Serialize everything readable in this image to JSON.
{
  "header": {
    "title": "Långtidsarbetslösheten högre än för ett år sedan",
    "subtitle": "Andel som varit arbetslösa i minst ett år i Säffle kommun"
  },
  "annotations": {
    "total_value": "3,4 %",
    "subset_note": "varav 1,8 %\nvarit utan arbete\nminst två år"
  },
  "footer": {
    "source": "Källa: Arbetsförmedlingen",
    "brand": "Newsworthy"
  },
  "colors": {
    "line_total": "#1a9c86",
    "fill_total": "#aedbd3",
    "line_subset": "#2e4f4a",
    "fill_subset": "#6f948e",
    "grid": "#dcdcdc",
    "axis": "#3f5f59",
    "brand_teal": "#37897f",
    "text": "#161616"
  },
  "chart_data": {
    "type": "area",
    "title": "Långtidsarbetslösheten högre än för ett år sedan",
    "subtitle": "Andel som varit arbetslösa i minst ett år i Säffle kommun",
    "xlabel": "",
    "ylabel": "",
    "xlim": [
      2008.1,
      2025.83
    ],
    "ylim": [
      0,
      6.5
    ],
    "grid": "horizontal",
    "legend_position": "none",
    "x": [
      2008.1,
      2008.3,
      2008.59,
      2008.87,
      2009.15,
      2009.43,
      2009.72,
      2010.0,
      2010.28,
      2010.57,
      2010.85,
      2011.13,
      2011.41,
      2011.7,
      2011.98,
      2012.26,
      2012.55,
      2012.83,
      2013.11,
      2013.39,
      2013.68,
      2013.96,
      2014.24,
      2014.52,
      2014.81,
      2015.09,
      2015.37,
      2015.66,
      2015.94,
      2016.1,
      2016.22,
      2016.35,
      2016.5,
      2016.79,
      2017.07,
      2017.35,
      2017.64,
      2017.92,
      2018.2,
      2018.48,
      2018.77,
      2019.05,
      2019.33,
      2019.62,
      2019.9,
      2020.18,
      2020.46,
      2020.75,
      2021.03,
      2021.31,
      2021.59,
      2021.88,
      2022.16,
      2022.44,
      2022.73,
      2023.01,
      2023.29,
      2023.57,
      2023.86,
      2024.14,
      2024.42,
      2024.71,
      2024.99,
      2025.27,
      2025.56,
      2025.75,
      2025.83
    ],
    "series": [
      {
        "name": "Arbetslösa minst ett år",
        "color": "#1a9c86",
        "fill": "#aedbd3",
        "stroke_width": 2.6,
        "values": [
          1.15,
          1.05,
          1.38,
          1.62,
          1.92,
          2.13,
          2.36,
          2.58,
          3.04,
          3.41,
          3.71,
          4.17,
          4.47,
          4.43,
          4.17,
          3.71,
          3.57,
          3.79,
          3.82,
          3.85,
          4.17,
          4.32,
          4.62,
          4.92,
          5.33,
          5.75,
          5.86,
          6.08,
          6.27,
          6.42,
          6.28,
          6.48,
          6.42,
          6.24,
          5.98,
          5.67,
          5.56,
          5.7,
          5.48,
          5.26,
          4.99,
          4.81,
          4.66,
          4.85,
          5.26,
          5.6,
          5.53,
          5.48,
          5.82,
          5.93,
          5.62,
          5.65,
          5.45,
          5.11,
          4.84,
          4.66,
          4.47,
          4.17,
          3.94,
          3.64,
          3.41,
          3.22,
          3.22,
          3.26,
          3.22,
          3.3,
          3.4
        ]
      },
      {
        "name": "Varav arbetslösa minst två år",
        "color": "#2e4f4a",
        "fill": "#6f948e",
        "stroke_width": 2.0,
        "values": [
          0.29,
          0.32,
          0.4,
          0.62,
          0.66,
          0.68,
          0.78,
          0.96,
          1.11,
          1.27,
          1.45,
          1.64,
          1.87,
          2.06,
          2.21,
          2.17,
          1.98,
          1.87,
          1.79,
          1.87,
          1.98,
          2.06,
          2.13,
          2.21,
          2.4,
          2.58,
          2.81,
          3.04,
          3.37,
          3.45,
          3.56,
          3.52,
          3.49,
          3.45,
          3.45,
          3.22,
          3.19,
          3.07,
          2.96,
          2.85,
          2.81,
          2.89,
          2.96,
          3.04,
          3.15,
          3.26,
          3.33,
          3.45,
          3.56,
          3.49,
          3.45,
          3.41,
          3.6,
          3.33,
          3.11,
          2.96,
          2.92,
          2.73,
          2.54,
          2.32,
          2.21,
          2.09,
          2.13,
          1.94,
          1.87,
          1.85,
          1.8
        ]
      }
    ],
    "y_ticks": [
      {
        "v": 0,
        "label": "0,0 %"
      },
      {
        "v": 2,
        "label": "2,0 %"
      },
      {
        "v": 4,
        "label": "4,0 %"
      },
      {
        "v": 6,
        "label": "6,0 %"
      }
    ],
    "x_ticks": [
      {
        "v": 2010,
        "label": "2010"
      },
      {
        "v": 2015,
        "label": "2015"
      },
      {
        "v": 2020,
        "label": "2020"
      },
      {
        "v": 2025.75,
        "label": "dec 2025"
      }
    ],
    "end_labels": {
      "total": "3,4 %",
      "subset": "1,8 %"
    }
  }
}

━━━━━━━━━━

■ Task to carry out:
Write out the entries above word for word.

■ Task answer:
Serialize everything readable in this image to JSON.
{
  "header": {
    "title": "Långtidsarbetslösheten högre än för ett år sedan",
    "subtitle": "Andel som varit arbetslösa i minst ett år i Säffle kommun"
  },
  "annotations": {
    "total_value": "3,4 %",
    "subset_note": "varav 1,8 %\nvarit utan arbete\nminst två år"
  },
  "footer": {
    "source": "Källa: Arbetsförmedlingen",
    "brand": "Newsworthy"
  },
  "colors": {
    "line_total": "#1a9c86",
    "fill_total": "#aedbd3",
    "line_subset": "#2e4f4a",
    "fill_subset": "#6f948e",
    "grid": "#dcdcdc",
    "axis": "#3f5f59",
    "brand_teal": "#37897f",
    "text": "#161616"
  },
  "chart_data": {
    "type": "area",
    "title": "Långtidsarbetslösheten högre än för ett år sedan",
    "subtitle": "Andel som varit arbetslösa i minst ett år i Säffle kommun",
    "xlabel": "",
    "ylabel": "",
    "xlim": [
      2008.1,
      2025.83
    ],
    "ylim": [
      0,
      6.5
    ],
    "grid": "horizontal",
    "legend_position": "none",
    "x": [
      2008.1,
      2008.3,
      2008.59,
      2008.87,
      2009.15,
      2009.43,
      2009.72,
      2010.0,
      2010.28,
      2010.57,
      2010.85,
      2011.13,
      2011.41,
      2011.7,
      2011.98,
      2012.26,
      2012.55,
      2012.83,
      2013.11,
      2013.39,
      2013.68,
      2013.96,
      2014.24,
      2014.52,
      2014.81,
      2015.09,
      2015.37,
      2015.66,
      2015.94,
      2016.1,
      2016.22,
      2016.35,
      2016.5,
      2016.79,
      2017.07,
      2017.35,
      2017.64,
      2017.92,
      2018.2,
      2018.48,
      2018.77,
      2019.05,
      2019.33,
      2019.62,
      2019.9,
      2020.18,
      2020.46,
      2020.75,
      2021.03,
      2021.31,
      2021.59,
      2021.88,
      2022.16,
      2022.44,
      2022.73,
      2023.01,
      2023.29,
      2023.57,
      2023.86,
      2024.14,
      2024.42,
      2024.71,
      2024.99,
      2025.27,
      2025.56,
      2025.75,
      2025.83
    ],
    "series": [
      {
        "name": "Arbetslösa minst ett år",
        "color": "#1a9c86",
        "fill": "#aedbd3",
        "stroke_width": 2.6,
        "values": [
          1.15,
          1.05,
          1.38,
          1.62,
          1.92,
          2.13,
          2.36,
          2.58,
          3.04,
          3.41,
          3.71,
          4.17,
          4.47,
          4.43,
          4.17,
          3.71,
          3.57,
          3.79,
          3.82,
          3.85,
          4.17,
          4.32,
          4.62,
          4.92,
          5.33,
          5.75,
          5.86,
          6.08,
          6.27,
          6.42,
          6.28,
          6.48,
          6.42,
          6.24,
          5.98,
          5.67,
          5.56,
          5.7,
          5.48,
          5.26,
          4.99,
          4.81,
          4.66,
          4.85,
          5.26,
          5.6,
          5.53,
          5.48,
          5.82,
          5.93,
          5.62,
          5.65,
          5.45,
          5.11,
          4.84,
          4.66,
          4.47,
          4.17,
          3.94,
          3.64,
          3.41,
          3.22,
          3.22,
          3.26,
          3.22,
          3.3,
          3.4
        ]
      },
      {
        "name": "Varav arbetslösa minst två år",
        "color": "#2e4f4a",
        "fill": "#6f948e",
        "stroke_width": 2.0,
        "values": [
          0.29,
          0.32,
          0.4,
          0.62,
          0.66,
          0.68,
          0.78,
          0.96,
          1.11,
          1.27,
          1.45,
          1.64,
          1.87,
          2.06,
          2.21,
          2.17,
          1.98,
          1.87,
          1.79,
          1.87,
          1.98,
          2.06,
          2.13,
          2.21,
          2.4,
          2.58,
          2.81,
          3.04,
          3.37,
          3.45,
          3.56,
          3.52,
          3.49,
          3.45,
          3.45,
          3.22,
          3.19,
          3.07,
          2.96,
          2.85,
          2.81,
          2.89,
          2.96,
          3.04,
          3.15,
          3.26,
          3.33,
          3.45,
          3.56,
          3.49,
          3.45,
          3.41,
          3.6,
          3.33,
          3.11,
          2.96,
          2.92,
          2.73,
          2.54,
          2.32,
          2.21,
          2.09,
          2.13,
          1.94,
          1.87,
          1.85,
          1.8
        ]
      }
    ],
    "y_ticks": [
      {
        "v": 0,
        "label": "0,0 %"
      },
      {
        "v": 2,
        "label": "2,0 %"
      },
      {
        "v": 4,
        "label": "4,0 %"
      },
      {
        "v": 6,
        "label": "6,0 %"
      }
    ],
    "x_ticks": [
      {
        "v": 2010,
        "label": "2010"
      },
      {
        "v": 2015,
        "label": "2015"
      },
      {
        "v": 2020,
        "label": "2020"
      },
      {
        "v": 2025.75,
        "label": "dec 2025"
      }
    ],
    "end_labels": {
      "total": "3,4 %",
      "subset": "1,8 %"
    }
  }
}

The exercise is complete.